> _What you should do_
Exactly repeat the full listing that follows.

> _Provided records_
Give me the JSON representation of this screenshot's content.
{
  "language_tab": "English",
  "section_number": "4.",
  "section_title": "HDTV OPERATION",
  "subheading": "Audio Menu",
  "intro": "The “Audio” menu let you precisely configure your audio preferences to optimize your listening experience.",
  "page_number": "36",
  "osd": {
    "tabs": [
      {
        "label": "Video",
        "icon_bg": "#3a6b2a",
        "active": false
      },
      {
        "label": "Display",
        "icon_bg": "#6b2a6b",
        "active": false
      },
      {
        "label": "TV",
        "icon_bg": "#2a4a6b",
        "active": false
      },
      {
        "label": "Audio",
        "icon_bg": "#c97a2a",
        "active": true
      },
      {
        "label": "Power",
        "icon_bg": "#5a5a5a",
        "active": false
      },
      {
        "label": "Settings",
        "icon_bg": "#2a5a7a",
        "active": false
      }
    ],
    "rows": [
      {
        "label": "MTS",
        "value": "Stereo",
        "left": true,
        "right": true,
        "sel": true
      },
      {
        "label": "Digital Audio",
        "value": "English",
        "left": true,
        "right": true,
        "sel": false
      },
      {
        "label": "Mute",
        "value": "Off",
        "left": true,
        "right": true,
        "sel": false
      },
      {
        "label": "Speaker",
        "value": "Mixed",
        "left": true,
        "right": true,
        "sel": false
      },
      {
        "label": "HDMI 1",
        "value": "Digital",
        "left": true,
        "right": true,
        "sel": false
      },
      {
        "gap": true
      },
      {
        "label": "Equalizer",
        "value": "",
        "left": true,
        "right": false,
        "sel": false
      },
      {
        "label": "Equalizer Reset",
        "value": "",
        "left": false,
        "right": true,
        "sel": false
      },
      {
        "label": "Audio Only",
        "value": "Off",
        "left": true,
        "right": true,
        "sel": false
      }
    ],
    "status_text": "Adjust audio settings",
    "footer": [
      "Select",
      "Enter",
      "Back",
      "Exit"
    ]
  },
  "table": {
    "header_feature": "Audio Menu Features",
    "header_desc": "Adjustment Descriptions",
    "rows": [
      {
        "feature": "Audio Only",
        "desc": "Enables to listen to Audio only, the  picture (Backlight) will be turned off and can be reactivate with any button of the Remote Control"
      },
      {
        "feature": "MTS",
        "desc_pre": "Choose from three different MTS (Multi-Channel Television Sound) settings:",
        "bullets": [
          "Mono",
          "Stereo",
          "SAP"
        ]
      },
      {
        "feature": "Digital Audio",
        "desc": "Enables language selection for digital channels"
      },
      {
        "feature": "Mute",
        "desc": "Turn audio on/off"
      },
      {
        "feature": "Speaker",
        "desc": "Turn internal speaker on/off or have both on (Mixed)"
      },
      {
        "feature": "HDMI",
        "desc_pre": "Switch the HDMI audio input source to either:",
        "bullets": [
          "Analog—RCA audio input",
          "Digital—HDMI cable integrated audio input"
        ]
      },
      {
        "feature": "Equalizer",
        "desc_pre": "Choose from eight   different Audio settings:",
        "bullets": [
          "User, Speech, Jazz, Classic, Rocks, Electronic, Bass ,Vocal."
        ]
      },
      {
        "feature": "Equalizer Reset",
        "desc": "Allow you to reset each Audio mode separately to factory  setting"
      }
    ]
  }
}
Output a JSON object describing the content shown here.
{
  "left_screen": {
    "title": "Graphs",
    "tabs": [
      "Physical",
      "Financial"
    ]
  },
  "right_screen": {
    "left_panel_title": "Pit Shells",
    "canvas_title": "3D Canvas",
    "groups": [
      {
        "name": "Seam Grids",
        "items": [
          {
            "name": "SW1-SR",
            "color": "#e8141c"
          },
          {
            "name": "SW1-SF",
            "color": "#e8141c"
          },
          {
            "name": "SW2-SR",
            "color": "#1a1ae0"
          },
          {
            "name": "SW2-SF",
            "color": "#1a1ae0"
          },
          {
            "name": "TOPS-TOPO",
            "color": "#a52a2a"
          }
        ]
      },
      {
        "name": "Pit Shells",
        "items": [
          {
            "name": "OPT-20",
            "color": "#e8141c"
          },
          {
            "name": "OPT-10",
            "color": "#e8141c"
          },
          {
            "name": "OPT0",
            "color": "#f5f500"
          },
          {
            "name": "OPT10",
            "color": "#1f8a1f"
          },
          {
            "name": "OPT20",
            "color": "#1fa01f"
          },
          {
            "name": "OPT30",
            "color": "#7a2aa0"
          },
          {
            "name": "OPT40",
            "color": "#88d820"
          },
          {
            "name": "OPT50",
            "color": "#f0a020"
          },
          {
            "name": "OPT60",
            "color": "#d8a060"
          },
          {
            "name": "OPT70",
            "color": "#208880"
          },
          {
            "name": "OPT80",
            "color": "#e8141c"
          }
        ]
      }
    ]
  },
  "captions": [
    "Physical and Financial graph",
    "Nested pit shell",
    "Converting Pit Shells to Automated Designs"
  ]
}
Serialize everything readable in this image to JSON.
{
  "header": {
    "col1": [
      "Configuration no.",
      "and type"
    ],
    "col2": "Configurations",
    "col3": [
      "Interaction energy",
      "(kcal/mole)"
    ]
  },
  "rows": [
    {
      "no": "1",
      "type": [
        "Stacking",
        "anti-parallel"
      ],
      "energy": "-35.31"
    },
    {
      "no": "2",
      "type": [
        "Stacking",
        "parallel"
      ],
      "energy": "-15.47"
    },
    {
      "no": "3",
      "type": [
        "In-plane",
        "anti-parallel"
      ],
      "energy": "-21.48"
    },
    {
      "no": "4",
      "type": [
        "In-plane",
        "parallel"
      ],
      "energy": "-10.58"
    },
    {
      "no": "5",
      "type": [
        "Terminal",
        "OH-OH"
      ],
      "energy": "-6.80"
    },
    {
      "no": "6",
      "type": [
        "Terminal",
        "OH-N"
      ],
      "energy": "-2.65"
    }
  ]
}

> _Written solution_
Give me the JSON representation of this screenshot's content.
{
  "language_tab": "English",
  "section_number": "4.",
  "section_title": "HDTV OPERATION",
  "subheading": "Audio Menu",
  "intro": "The “Audio” menu let you precisely configure your audio preferences to optimize your listening experience.",
  "page_number": "36",
  "osd": {
    "tabs": [
      {
        "label": "Video",
        "icon_bg": "#3a6b2a",
        "active": false
      },
      {
        "label": "Display",
        "icon_bg": "#6b2a6b",
        "active": false
      },
      {
        "label": "TV",
        "icon_bg": "#2a4a6b",
        "active": false
      },
      {
        "label": "Audio",
        "icon_bg": "#c97a2a",
        "active": true
      },
      {
        "label": "Power",
        "icon_bg": "#5a5a5a",
        "active": false
      },
      {
        "label": "Settings",
        "icon_bg": "#2a5a7a",
        "active": false
      }
    ],
    "rows": [
      {
        "label": "MTS",
        "value": "Stereo",
        "left": true,
        "right": true,
        "sel": true
      },
      {
        "label": "Digital Audio",
        "value": "English",
        "left": true,
        "right": true,
        "sel": false
      },
      {
        "label": "Mute",
        "value": "Off",
        "left": true,
        "right": true,
        "sel": false
      },
      {
        "label": "Speaker",
        "value": "Mixed",
        "left": true,
        "right": true,
        "sel": false
      },
      {
        "label": "HDMI 1",
        "value": "Digital",
        "left": true,
        "right": true,
        "sel": false
      },
      {
        "gap": true
      },
      {
        "label": "Equalizer",
        "value": "",
        "left": true,
        "right": false,
        "sel": false
      },
      {
        "label": "Equalizer Reset",
        "value": "",
        "left": false,
        "right": true,
        "sel": false
      },
      {
        "label": "Audio Only",
        "value": "Off",
        "left": true,
        "right": true,
        "sel": false
      }
    ],
    "status_text": "Adjust audio settings",
    "footer": [
      "Select",
      "Enter",
      "Back",
      "Exit"
    ]
  },
  "table": {
    "header_feature": "Audio Menu Features",
    "header_desc": "Adjustment Descriptions",
    "rows": [
      {
        "feature": "Audio Only",
        "desc": "Enables to listen to Audio only, the  picture (Backlight) will be turned off and can be reactivate with any button of the Remote Control"
      },
      {
        "feature": "MTS",
        "desc_pre": "Choose from three different MTS (Multi-Channel Television Sound) settings:",
        "bullets": [
          "Mono",
          "Stereo",
          "SAP"
        ]
      },
      {
        "feature": "Digital Audio",
        "desc": "Enables language selection for digital channels"
      },
      {
        "feature": "Mute",
        "desc": "Turn audio on/off"
      },
      {
        "feature": "Speaker",
        "desc": "Turn internal speaker on/off or have both on (Mixed)"
      },
      {
        "feature": "HDMI",
        "desc_pre": "Switch the HDMI audio input source to either:",
        "bullets": [
          "Analog—RCA audio input",
          "Digital—HDMI cable integrated audio input"
        ]
      },
      {
        "feature": "Equalizer",
        "desc_pre": "Choose from eight   different Audio settings:",
        "bullets": [
          "User, Speech, Jazz, Classic, Rocks, Electronic, Bass ,Vocal."
        ]
      },
      {
        "feature": "Equalizer Reset",
        "desc": "Allow you to reset each Audio mode separately to factory  setting"
      }
    ]
  }
}
Output a JSON object describing the content shown here.
{
  "left_screen": {
    "title": "Graphs",
    "tabs": [
      "Physical",
      "Financial"
    ]
  },
  "right_screen": {
    "left_panel_title": "Pit Shells",
    "canvas_title": "3D Canvas",
    "groups": [
      {
        "name": "Seam Grids",
        "items": [
          {
            "name": "SW1-SR",
            "color": "#e8141c"
          },
          {
            "name": "SW1-SF",
            "color": "#e8141c"
          },
          {
            "name": "SW2-SR",
            "color": "#1a1ae0"
          },
          {
            "name": "SW2-SF",
            "color": "#1a1ae0"
          },
          {
            "name": "TOPS-TOPO",
            "color": "#a52a2a"
          }
        ]
      },
      {
        "name": "Pit Shells",
        "items": [
          {
            "name": "OPT-20",
            "color": "#e8141c"
          },
          {
            "name": "OPT-10",
            "color": "#e8141c"
          },
          {
            "name": "OPT0",
            "color": "#f5f500"
          },
          {
            "name": "OPT10",
            "color": "#1f8a1f"
          },
          {
            "name": "OPT20",
            "color": "#1fa01f"
          },
          {
            "name": "OPT30",
            "color": "#7a2aa0"
          },
          {
            "name": "OPT40",
            "color": "#88d820"
          },
          {
            "name": "OPT50",
            "color": "#f0a020"
          },
          {
            "name": "OPT60",
            "color": "#d8a060"
          },
          {
            "name": "OPT70",
            "color": "#208880"
          },
          {
            "name": "OPT80",
            "color": "#e8141c"
          }
        ]
      }
    ]
  },
  "captions": [
    "Physical and Financial graph",
    "Nested pit shell",
    "Converting Pit Shells to Automated Designs"
  ]
}
Serialize everything readable in this image to JSON.
{
  "header": {
    "col1": [
      "Configuration no.",
      "and type"
    ],
    "col2": "Configurations",
    "col3": [
      "Interaction energy",
      "(kcal/mole)"
    ]
  },
  "rows": [
    {
      "no": "1",
      "type": [
        "Stacking",
        "anti-parallel"
      ],
      "energy": "-35.31"
    },
    {
      "no": "2",
      "type": [
        "Stacking",
        "parallel"
      ],
      "energy": "-15.47"
    },
    {
      "no": "3",
      "type": [
        "In-plane",
        "anti-parallel"
      ],
      "energy": "-21.48"
    },
    {
      "no": "4",
      "type": [
        "In-plane",
        "parallel"
      ],
      "energy": "-10.58"
    },
    {
      "no": "5",
      "type": [
        "Terminal",
        "OH-OH"
      ],
      "energy": "-6.80"
    },
    {
      "no": "6",
      "type": [
        "Terminal",
        "OH-N"
      ],
      "energy": "-2.65"
    }
  ]
}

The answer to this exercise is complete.